• DIRECTIONS:
Scan the data beneath this task and copy each line that includes "Total".
+++ RECORD SET
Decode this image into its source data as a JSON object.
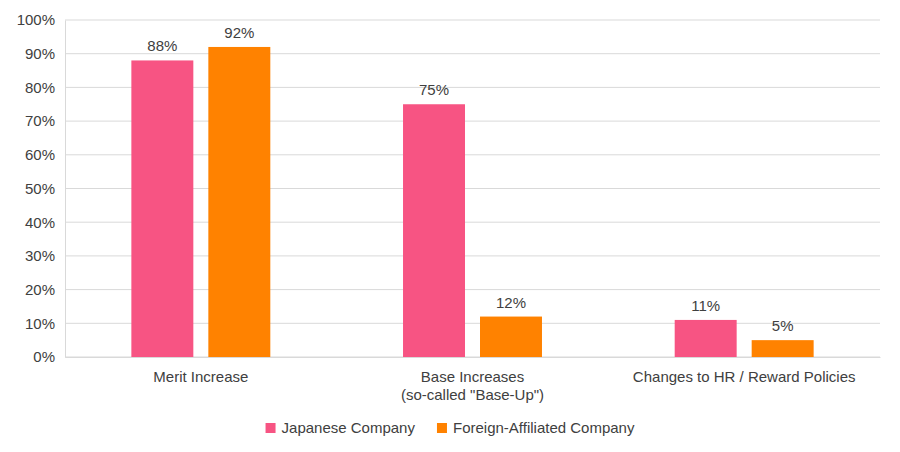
{
  "chart_data": {
    "type": "bar",
    "categories": [
      "Merit Increase",
      "Base Increases\n(so-called \"Base-Up\")",
      "Changes to HR / Reward Policies"
    ],
    "series": [
      {
        "name": "Japanese Company",
        "color": "#f75483",
        "values": [
          88,
          75,
          11
        ],
        "value_labels": [
          "88%",
          "75%",
          "11%"
        ]
      },
      {
        "name": "Foreign-Affiliated Company",
        "color": "#ff8200",
        "values": [
          92,
          12,
          5
        ],
        "value_labels": [
          "92%",
          "12%",
          "5%"
        ]
      }
    ],
    "ylim": [
      0,
      100
    ],
    "yticks": [
      {
        "value": 0,
        "label": "0%"
      },
      {
        "value": 10,
        "label": "10%"
      },
      {
        "value": 20,
        "label": "20%"
      },
      {
        "value": 30,
        "label": "30%"
      },
      {
        "value": 40,
        "label": "40%"
      },
      {
        "value": 50,
        "label": "50%"
      },
      {
        "value": 60,
        "label": "60%"
      },
      {
        "value": 70,
        "label": "70%"
      },
      {
        "value": 80,
        "label": "80%"
      },
      {
        "value": 90,
        "label": "90%"
      },
      {
        "value": 100,
        "label": "100%"
      }
    ],
    "grid": true,
    "data_labels": true,
    "legend": "bottom"
  }
}
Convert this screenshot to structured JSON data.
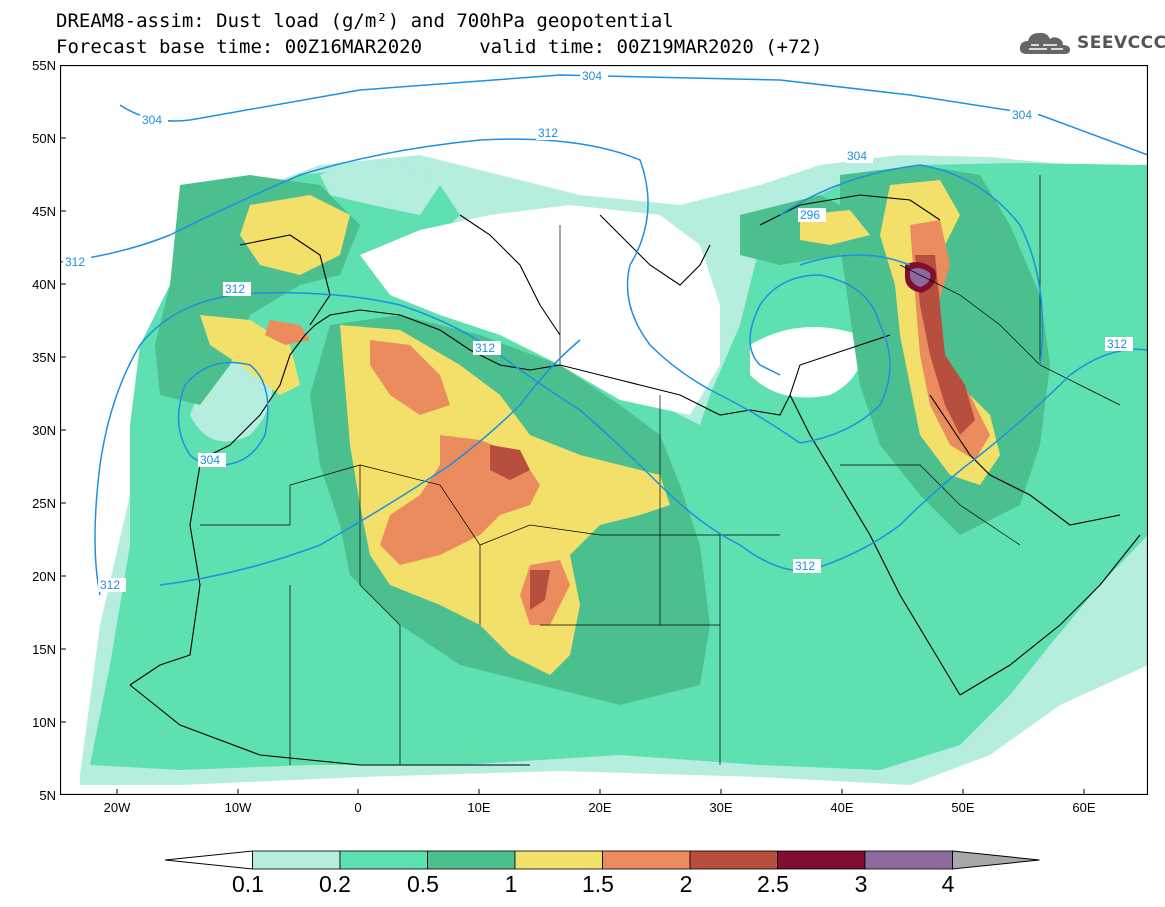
{
  "header": {
    "title_line1": "DREAM8-assim: Dust load (g/m²) and 700hPa geopotential",
    "title_line2": "Forecast base time: 00Z16MAR2020     valid time: 00Z19MAR2020 (+72)",
    "logo_text": "SEEVCCC",
    "logo_icon": "cloud-icon"
  },
  "map": {
    "projection": "lat-lon",
    "lon_range": [
      -25,
      65
    ],
    "lat_range": [
      5,
      55
    ],
    "lat_ticks": [
      "55N",
      "50N",
      "45N",
      "40N",
      "35N",
      "30N",
      "25N",
      "20N",
      "15N",
      "10N",
      "5N"
    ],
    "lon_ticks": [
      "20W",
      "10W",
      "0",
      "10E",
      "20E",
      "30E",
      "40E",
      "50E",
      "60E"
    ],
    "contour_labels": [
      "304",
      "304",
      "304",
      "304",
      "304",
      "312",
      "312",
      "312",
      "312",
      "312",
      "312",
      "312",
      "296"
    ],
    "contour_color": "#1e90e0"
  },
  "legend": {
    "labels": [
      "0.1",
      "0.2",
      "0.5",
      "1",
      "1.5",
      "2",
      "2.5",
      "3",
      "4"
    ],
    "colors": [
      "#b5eddf",
      "#5fe0b0",
      "#4cbf8e",
      "#f2e06a",
      "#eb8c5e",
      "#b84e3e",
      "#7e0f2e",
      "#8c6a9e"
    ],
    "under_color": "#ffffff",
    "over_color": "#a8a8a8"
  }
}
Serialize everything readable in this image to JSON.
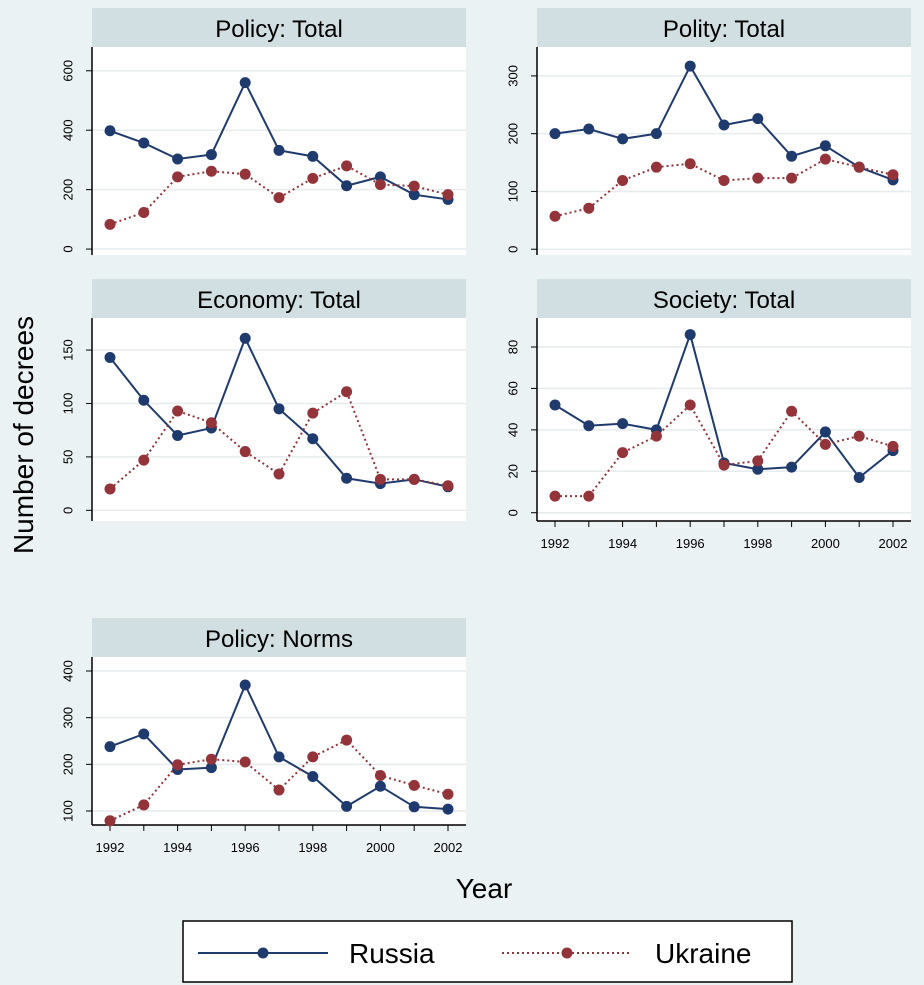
{
  "figure": {
    "ylabel": "Number of decrees",
    "xlabel": "Year",
    "legend": [
      {
        "name": "Russia",
        "color": "#1f3b6e",
        "style": "solid"
      },
      {
        "name": "Ukraine",
        "color": "#93333a",
        "style": "dotted"
      }
    ]
  },
  "chart_data": [
    {
      "type": "line",
      "title": "Policy: Total",
      "x": [
        1992,
        1993,
        1994,
        1995,
        1996,
        1997,
        1998,
        1999,
        2000,
        2001,
        2002
      ],
      "ylim": [
        -20,
        680
      ],
      "yticks": [
        0,
        200,
        400,
        600
      ],
      "series": [
        {
          "name": "Russia",
          "values": [
            398,
            357,
            303,
            318,
            560,
            332,
            312,
            213,
            243,
            183,
            167
          ]
        },
        {
          "name": "Ukraine",
          "values": [
            83,
            123,
            243,
            262,
            252,
            173,
            238,
            280,
            217,
            212,
            183
          ]
        }
      ],
      "show_xticks": false
    },
    {
      "type": "line",
      "title": "Polity: Total",
      "x": [
        1992,
        1993,
        1994,
        1995,
        1996,
        1997,
        1998,
        1999,
        2000,
        2001,
        2002
      ],
      "ylim": [
        -10,
        350
      ],
      "yticks": [
        0,
        100,
        200,
        300
      ],
      "series": [
        {
          "name": "Russia",
          "values": [
            200,
            208,
            191,
            200,
            317,
            215,
            226,
            161,
            179,
            142,
            120
          ]
        },
        {
          "name": "Ukraine",
          "values": [
            57,
            71,
            119,
            142,
            148,
            119,
            123,
            123,
            156,
            142,
            129
          ]
        }
      ],
      "show_xticks": false
    },
    {
      "type": "line",
      "title": "Economy: Total",
      "x": [
        1992,
        1993,
        1994,
        1995,
        1996,
        1997,
        1998,
        1999,
        2000,
        2001,
        2002
      ],
      "ylim": [
        -10,
        180
      ],
      "yticks": [
        0,
        50,
        100,
        150
      ],
      "series": [
        {
          "name": "Russia",
          "values": [
            143,
            103,
            70,
            77,
            161,
            95,
            67,
            30,
            25,
            29,
            22
          ]
        },
        {
          "name": "Ukraine",
          "values": [
            20,
            47,
            93,
            82,
            55,
            34,
            91,
            111,
            29,
            29,
            23
          ]
        }
      ],
      "show_xticks": false
    },
    {
      "type": "line",
      "title": "Society: Total",
      "x": [
        1992,
        1993,
        1994,
        1995,
        1996,
        1997,
        1998,
        1999,
        2000,
        2001,
        2002
      ],
      "ylim": [
        -4,
        94
      ],
      "yticks": [
        0,
        20,
        40,
        60,
        80
      ],
      "xtick_labels": [
        "1992",
        "1994",
        "1996",
        "1998",
        "2000",
        "2002"
      ],
      "series": [
        {
          "name": "Russia",
          "values": [
            52,
            42,
            43,
            40,
            86,
            24,
            21,
            22,
            39,
            17,
            30
          ]
        },
        {
          "name": "Ukraine",
          "values": [
            8,
            8,
            29,
            37,
            52,
            23,
            25,
            49,
            33,
            37,
            32
          ]
        }
      ],
      "show_xticks": true
    },
    {
      "type": "line",
      "title": "Policy: Norms",
      "x": [
        1992,
        1993,
        1994,
        1995,
        1996,
        1997,
        1998,
        1999,
        2000,
        2001,
        2002
      ],
      "ylim": [
        70,
        430
      ],
      "yticks": [
        100,
        200,
        300,
        400
      ],
      "xtick_labels": [
        "1992",
        "1994",
        "1996",
        "1998",
        "2000",
        "2002"
      ],
      "series": [
        {
          "name": "Russia",
          "values": [
            238,
            265,
            189,
            193,
            370,
            216,
            174,
            110,
            153,
            109,
            104
          ]
        },
        {
          "name": "Ukraine",
          "values": [
            79,
            113,
            199,
            211,
            205,
            145,
            216,
            252,
            176,
            155,
            136
          ]
        }
      ],
      "show_xticks": true
    }
  ]
}
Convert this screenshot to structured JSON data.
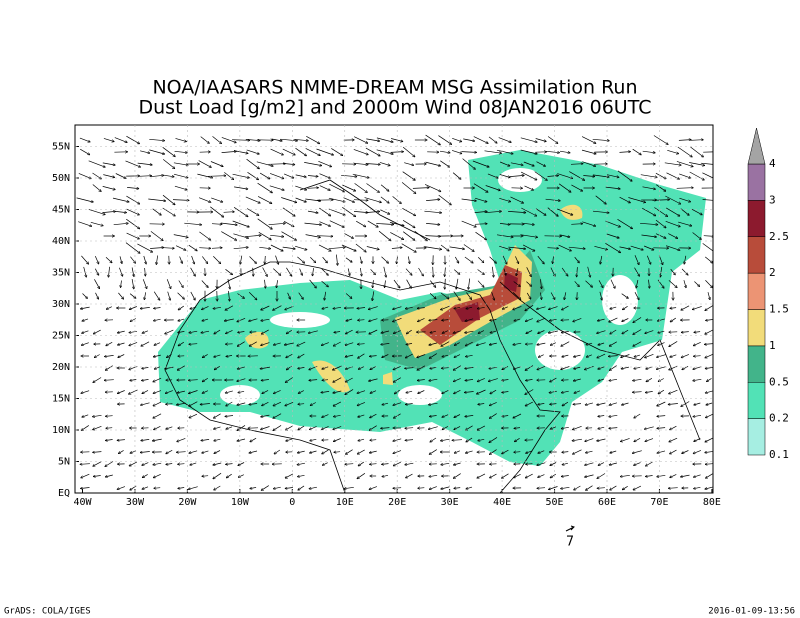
{
  "title": [
    "NOA/IAASARS NMME-DREAM MSG Assimilation Run",
    "Dust Load [g/m2] and 2000m Wind 08JAN2016 06UTC"
  ],
  "lat_labels": [
    "55N",
    "50N",
    "45N",
    "40N",
    "35N",
    "30N",
    "25N",
    "20N",
    "15N",
    "10N",
    "5N",
    "EQ"
  ],
  "lon_labels": [
    "40W",
    "30W",
    "20W",
    "10W",
    "0",
    "10E",
    "20E",
    "30E",
    "40E",
    "50E",
    "60E",
    "70E",
    "80E"
  ],
  "colorbar": {
    "labels": [
      "0.1",
      "0.2",
      "0.5",
      "1",
      "1.5",
      "2",
      "2.5",
      "3",
      "4"
    ],
    "colors": [
      "#a6eee2",
      "#52e2b6",
      "#42b48a",
      "#f2dc7a",
      "#ec9474",
      "#b84c3a",
      "#8c1a2e",
      "#9a72a2",
      "#a4a4a4"
    ]
  },
  "reference_vector": "7",
  "footer": {
    "left": "GrADS: COLA/IGES",
    "right": "2016-01-09-13:56"
  }
}
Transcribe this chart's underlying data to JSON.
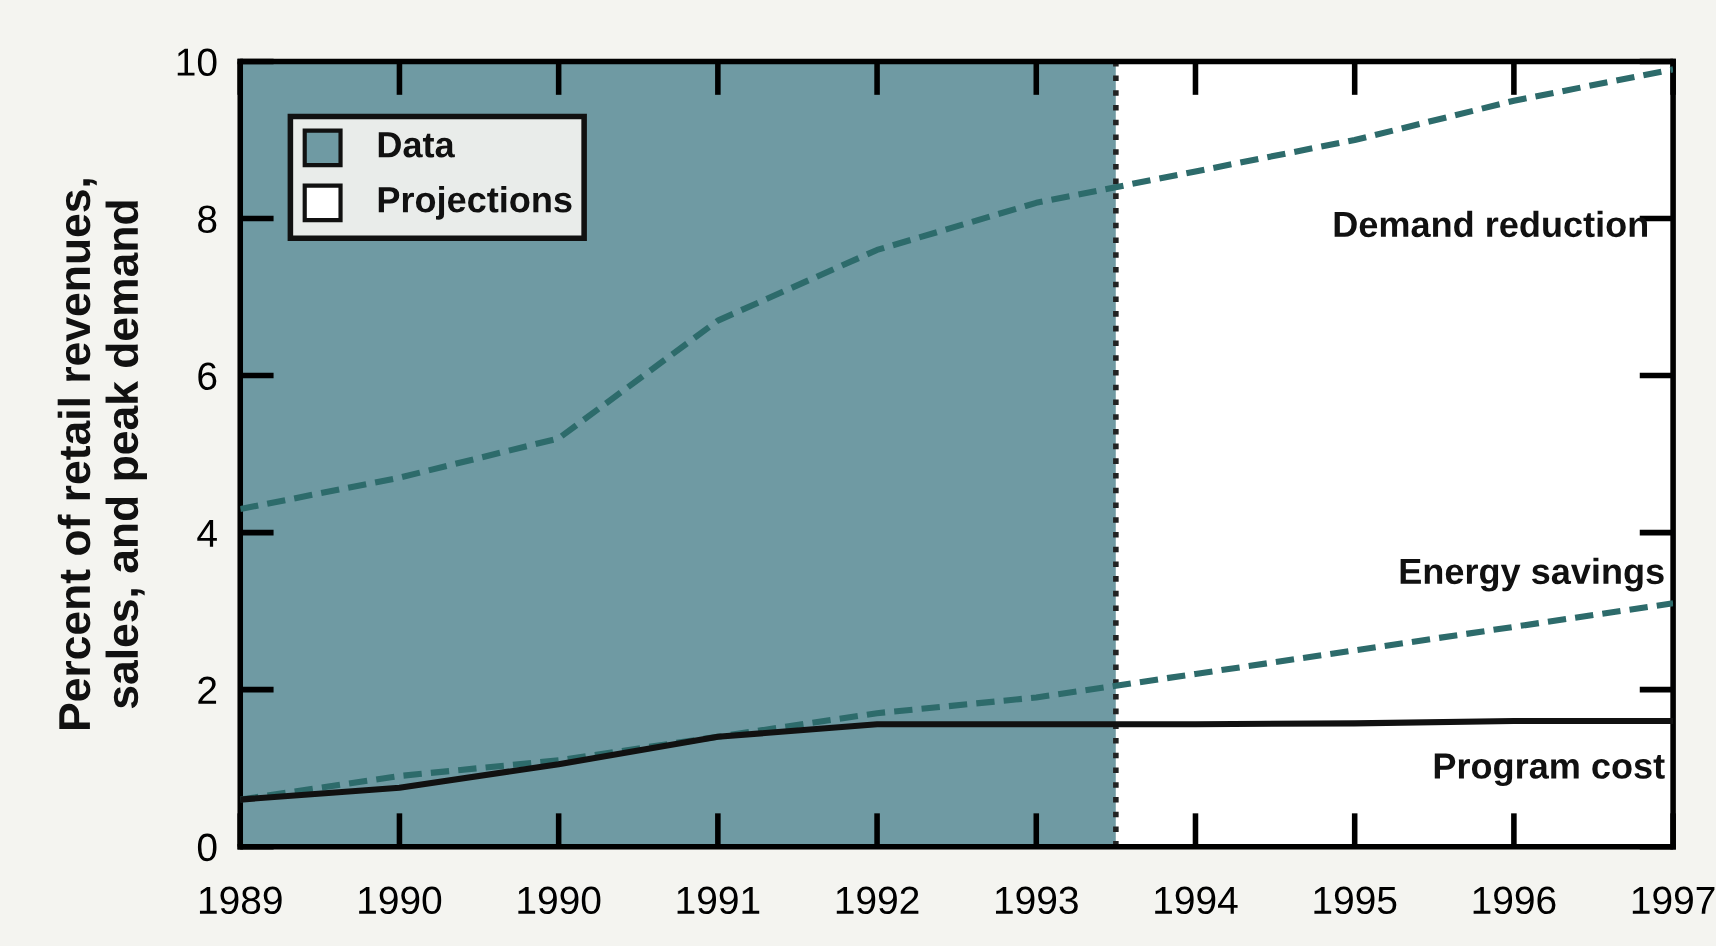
{
  "chart_data": {
    "type": "line",
    "ylabel": "Percent of retail revenues,\nsales, and peak demand",
    "categories": [
      "1989",
      "1990",
      "1990",
      "1991",
      "1992",
      "1993",
      "1994",
      "1995",
      "1996",
      "1997"
    ],
    "ylim": [
      0,
      10
    ],
    "yticks": [
      0,
      2,
      4,
      6,
      8,
      10
    ],
    "series": [
      {
        "name": "Demand reduction",
        "color": "#2d6b6b",
        "line_style": "dashed",
        "values": [
          4.3,
          4.7,
          5.2,
          6.7,
          7.6,
          8.2,
          8.6,
          9.0,
          9.5,
          9.9
        ]
      },
      {
        "name": "Energy savings",
        "color": "#2d6b6b",
        "line_style": "dashed",
        "values": [
          0.6,
          0.9,
          1.1,
          1.4,
          1.7,
          1.9,
          2.2,
          2.5,
          2.8,
          3.1
        ]
      },
      {
        "name": "Program cost",
        "color": "#111111",
        "line_style": "solid",
        "values": [
          0.6,
          0.75,
          1.05,
          1.4,
          1.56,
          1.56,
          1.56,
          1.57,
          1.6,
          1.6
        ]
      }
    ],
    "bands": [
      {
        "axis": "x",
        "from": "1989",
        "to": "1993",
        "color": "#6f9aa3"
      },
      {
        "axis": "x",
        "from": "1994",
        "to": "1997",
        "color": "#ffffff"
      }
    ],
    "annotations": [
      "Data",
      "Projections"
    ],
    "grid": false
  }
}
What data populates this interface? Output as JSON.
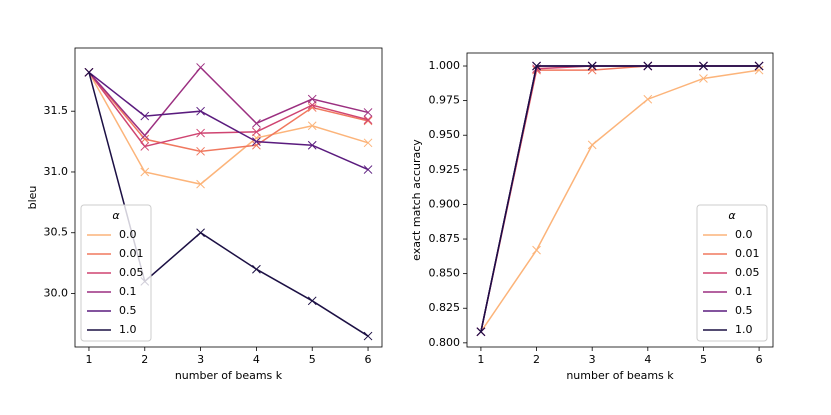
++++++
• CORRECT ANSWER:
      "title": "Policy: Total",
      "title": "Polity: Total",
      "title": "Economy: Total",
      "title": "Society: Total",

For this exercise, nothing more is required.